[Begin SOURCE EXCERPT]

Whether U.S. citizens yet have the will or the tolerance for a similar level of vigilance remains to be determined.

This was just one of several things that we learned from our visit. After touring Israel and meeting with high-ranking political and military figures, it became clear that the so-called Peace Process has shattered into fragments of bitterness and mistrust. What began in 1947 as a United Nations effort to placate Jews and Arabs by partitioning mandatory Palestine into separate Jewish and Arab states, has devolved into a situation of armed camps in which neither side trusts the other.

The process started going wrong when the Arabs rejected the plan which the Jews accepted leading to the inevitable uprooting of hundreds of thousands of Palestinians displaced from their homes into refugee camps as Arab neighbors took up arms to enforce their rejection of the 1947 UN Partition Plan. Those same camps fueled the 1967 Six-Day war and all the subsequent conflict.

Israel has repeatedly routed attacks by the surrounding Arab states, Syria, Jordan and Egypt. Instead of yielding territory to this Arab coalition, Israel has victoriously claimed land and control that it won in battle. Some of this land was exchanged in a search for peace. What Israel got instead was a campaign of violence and terrorism aimed at establishing an independent Palestinian homeland with Jerusalem as its capital.

[End SOURCE EXCERPT]
[Begin DATASET ENTRIES]

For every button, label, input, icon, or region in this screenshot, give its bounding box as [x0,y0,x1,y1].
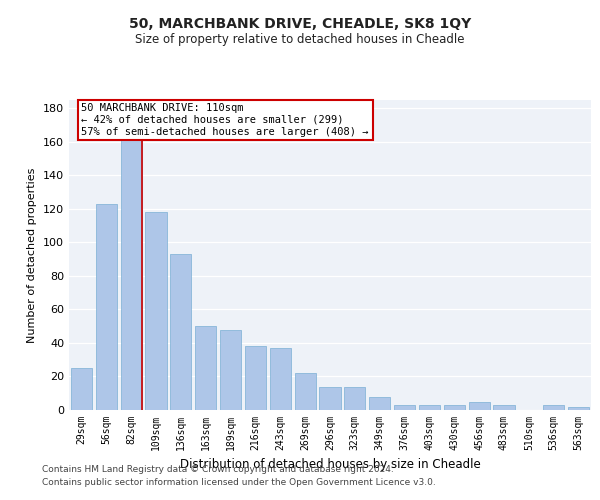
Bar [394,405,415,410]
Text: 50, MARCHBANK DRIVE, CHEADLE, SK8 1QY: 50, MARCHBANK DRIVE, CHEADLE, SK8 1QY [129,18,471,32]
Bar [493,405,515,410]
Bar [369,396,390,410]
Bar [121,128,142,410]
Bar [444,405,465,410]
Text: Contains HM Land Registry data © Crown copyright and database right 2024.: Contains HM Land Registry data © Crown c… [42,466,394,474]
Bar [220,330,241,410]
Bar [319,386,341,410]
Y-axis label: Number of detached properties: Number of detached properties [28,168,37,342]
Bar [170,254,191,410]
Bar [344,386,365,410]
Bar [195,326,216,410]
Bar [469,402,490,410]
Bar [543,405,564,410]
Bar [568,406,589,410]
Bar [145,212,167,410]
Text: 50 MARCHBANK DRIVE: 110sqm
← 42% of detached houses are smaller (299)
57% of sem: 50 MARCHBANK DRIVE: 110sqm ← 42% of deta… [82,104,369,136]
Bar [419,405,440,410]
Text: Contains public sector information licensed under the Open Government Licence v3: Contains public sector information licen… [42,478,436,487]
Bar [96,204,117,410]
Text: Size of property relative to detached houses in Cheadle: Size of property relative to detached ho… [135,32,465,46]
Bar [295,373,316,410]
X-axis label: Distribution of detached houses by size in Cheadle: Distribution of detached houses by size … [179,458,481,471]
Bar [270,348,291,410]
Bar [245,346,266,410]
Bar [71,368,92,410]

[End DATASET ENTRIES]
[Begin DATASET ENTRIES]

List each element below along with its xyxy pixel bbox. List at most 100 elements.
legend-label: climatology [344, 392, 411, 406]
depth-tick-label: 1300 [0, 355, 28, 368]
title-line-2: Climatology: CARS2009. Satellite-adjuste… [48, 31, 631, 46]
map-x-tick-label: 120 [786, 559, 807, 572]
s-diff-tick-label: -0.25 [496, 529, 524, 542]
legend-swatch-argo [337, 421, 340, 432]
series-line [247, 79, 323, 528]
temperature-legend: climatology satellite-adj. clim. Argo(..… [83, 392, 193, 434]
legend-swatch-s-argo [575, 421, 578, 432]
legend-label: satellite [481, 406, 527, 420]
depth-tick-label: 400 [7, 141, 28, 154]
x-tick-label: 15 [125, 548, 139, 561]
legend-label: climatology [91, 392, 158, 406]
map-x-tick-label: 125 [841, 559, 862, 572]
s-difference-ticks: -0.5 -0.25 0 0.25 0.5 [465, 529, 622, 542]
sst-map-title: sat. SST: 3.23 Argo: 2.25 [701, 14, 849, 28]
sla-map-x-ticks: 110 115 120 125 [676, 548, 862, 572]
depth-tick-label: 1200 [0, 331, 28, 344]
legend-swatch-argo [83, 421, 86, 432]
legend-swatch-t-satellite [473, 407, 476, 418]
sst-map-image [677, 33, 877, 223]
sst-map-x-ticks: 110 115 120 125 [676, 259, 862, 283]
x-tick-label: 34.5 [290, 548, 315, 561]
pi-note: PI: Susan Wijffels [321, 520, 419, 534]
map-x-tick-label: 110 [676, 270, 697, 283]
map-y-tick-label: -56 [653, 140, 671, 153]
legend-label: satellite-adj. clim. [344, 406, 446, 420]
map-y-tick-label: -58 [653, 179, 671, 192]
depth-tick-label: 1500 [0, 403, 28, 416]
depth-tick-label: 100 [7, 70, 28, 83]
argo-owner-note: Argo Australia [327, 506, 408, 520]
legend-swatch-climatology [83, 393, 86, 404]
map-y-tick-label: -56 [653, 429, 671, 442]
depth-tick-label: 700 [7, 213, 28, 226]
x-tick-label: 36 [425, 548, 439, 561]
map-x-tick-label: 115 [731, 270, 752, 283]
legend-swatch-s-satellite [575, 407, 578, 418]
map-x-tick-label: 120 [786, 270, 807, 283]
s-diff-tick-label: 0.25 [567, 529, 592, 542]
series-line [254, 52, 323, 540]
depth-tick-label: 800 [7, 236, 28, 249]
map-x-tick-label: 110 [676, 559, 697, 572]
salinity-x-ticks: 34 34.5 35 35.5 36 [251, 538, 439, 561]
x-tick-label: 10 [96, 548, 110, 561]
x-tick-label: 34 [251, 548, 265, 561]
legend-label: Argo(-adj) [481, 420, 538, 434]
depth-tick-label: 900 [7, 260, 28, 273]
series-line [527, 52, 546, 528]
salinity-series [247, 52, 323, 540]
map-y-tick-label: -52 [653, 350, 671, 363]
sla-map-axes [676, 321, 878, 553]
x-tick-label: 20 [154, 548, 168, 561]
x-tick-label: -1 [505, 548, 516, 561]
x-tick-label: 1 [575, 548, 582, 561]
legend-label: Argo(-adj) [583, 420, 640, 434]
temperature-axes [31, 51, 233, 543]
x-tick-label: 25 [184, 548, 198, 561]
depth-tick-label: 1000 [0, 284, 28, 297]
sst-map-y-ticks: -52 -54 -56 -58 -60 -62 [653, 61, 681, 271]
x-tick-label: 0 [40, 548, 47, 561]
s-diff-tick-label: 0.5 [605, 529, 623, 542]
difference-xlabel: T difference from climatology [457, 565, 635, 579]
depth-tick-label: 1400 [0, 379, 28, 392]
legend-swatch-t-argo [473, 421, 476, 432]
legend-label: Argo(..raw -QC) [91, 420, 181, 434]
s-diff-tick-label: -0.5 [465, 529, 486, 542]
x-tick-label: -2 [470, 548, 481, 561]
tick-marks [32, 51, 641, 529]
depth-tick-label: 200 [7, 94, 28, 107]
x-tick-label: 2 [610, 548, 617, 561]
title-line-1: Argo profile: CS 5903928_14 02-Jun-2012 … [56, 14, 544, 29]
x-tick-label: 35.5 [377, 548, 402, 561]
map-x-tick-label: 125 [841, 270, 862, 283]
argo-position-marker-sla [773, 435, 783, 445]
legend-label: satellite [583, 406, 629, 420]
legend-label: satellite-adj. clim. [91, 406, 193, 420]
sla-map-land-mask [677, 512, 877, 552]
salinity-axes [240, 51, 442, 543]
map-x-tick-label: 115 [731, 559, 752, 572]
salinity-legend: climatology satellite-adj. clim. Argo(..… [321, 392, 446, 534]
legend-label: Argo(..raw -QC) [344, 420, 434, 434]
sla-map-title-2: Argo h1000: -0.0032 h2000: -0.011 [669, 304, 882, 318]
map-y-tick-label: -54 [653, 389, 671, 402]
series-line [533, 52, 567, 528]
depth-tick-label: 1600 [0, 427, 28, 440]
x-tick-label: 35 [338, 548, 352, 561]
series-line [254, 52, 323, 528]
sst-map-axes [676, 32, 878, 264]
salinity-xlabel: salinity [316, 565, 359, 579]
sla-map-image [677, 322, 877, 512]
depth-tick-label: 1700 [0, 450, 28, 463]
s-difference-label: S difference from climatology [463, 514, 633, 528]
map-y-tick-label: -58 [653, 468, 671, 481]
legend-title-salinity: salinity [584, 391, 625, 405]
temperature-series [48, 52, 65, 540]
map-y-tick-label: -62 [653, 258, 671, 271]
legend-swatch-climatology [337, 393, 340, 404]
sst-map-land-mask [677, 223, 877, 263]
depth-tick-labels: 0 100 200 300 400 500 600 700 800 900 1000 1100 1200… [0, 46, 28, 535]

[End DATASET ENTRIES]
[Begin DATASET ENTRIES]

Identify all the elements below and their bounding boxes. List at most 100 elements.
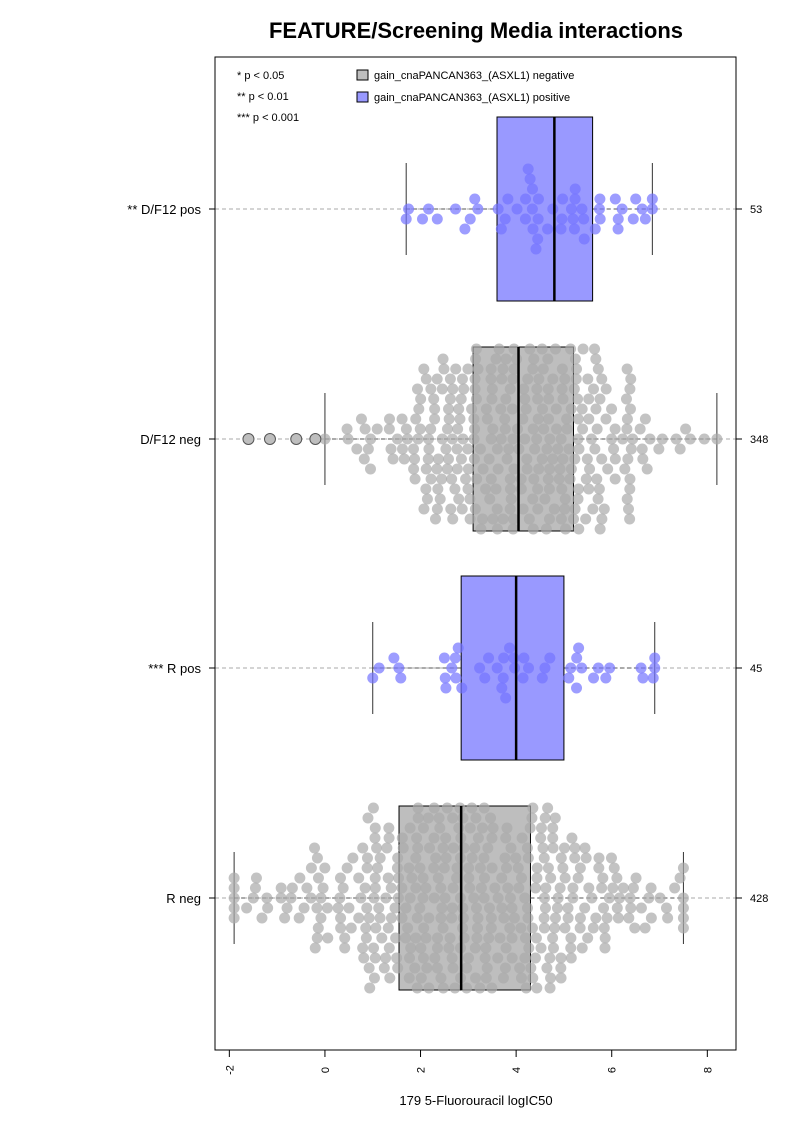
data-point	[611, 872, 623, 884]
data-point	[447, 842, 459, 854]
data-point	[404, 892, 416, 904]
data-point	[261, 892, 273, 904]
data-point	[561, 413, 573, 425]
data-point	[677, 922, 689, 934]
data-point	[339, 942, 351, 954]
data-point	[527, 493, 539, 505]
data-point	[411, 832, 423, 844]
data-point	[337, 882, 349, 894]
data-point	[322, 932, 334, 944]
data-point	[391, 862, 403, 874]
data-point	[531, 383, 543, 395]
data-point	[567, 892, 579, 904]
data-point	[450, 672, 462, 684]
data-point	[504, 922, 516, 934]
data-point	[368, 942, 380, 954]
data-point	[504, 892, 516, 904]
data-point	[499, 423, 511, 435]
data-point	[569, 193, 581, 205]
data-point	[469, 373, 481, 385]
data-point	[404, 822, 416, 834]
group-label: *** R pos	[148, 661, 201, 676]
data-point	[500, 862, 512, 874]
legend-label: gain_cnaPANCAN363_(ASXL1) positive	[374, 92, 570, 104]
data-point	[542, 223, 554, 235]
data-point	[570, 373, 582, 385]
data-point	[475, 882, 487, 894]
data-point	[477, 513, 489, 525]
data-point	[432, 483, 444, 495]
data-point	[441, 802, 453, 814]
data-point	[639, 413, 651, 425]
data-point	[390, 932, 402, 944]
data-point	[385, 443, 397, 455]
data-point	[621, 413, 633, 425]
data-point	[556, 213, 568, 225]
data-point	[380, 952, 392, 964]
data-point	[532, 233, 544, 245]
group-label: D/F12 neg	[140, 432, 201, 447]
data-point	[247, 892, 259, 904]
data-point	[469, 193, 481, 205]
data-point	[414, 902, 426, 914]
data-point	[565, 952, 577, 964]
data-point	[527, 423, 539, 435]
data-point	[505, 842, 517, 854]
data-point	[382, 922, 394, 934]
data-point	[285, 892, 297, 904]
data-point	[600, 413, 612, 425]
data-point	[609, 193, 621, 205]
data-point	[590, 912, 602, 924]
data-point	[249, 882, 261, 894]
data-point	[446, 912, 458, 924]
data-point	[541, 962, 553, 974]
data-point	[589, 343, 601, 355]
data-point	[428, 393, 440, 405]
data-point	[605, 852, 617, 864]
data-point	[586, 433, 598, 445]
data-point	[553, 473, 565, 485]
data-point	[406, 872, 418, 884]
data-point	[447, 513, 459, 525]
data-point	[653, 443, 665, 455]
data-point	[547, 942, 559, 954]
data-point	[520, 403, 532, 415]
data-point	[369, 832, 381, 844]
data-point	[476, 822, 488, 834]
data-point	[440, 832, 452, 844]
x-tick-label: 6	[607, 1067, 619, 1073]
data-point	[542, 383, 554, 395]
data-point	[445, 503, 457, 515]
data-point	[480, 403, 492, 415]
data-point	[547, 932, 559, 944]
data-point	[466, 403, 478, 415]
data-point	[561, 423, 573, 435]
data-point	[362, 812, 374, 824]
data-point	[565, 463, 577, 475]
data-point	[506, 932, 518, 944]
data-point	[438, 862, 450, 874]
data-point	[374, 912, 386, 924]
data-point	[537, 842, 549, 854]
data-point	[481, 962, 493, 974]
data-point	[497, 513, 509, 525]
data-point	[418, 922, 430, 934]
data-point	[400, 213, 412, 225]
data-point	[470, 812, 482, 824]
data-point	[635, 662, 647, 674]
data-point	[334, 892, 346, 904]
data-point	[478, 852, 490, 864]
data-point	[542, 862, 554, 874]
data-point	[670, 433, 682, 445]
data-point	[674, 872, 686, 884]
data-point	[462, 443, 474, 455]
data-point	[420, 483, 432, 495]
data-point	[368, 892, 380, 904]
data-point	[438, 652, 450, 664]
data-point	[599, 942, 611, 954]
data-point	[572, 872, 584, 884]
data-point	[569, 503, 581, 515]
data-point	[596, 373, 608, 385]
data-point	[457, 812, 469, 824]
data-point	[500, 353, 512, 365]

[End DATASET ENTRIES]

» **SHORT PROBLEM**:
Answer from the Israel visit excerpt:
(a) In what year did the United Nations effort to partition mandatory Palestine begin?
(b) Which surrounding Arab states does it name as having attacked Israel?
(c) What did the refugee camps fuel?
Work only from the Israel visit excerpt.

» **SOLVED PROBLEM**:
(a) 1947
(b) Syria, Jordan and Egypt
(c) The 1967 Six-Day war and all the subsequent conflict